Dataset:

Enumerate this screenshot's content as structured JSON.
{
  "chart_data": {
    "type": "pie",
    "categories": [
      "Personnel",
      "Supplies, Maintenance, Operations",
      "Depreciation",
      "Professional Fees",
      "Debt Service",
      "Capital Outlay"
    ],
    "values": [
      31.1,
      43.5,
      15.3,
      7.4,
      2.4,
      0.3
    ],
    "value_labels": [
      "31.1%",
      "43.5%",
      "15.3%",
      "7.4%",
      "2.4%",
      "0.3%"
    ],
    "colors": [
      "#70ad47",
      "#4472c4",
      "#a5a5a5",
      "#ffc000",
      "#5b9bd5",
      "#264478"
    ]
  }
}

Problem to work on: Output the full listing without altering anything.

Reply to the exercise:
Enumerate this screenshot's content as structured JSON.
{
  "chart_data": {
    "type": "pie",
    "categories": [
      "Personnel",
      "Supplies, Maintenance, Operations",
      "Depreciation",
      "Professional Fees",
      "Debt Service",
      "Capital Outlay"
    ],
    "values": [
      31.1,
      43.5,
      15.3,
      7.4,
      2.4,
      0.3
    ],
    "value_labels": [
      "31.1%",
      "43.5%",
      "15.3%",
      "7.4%",
      "2.4%",
      "0.3%"
    ],
    "colors": [
      "#70ad47",
      "#4472c4",
      "#a5a5a5",
      "#ffc000",
      "#5b9bd5",
      "#264478"
    ]
  }
}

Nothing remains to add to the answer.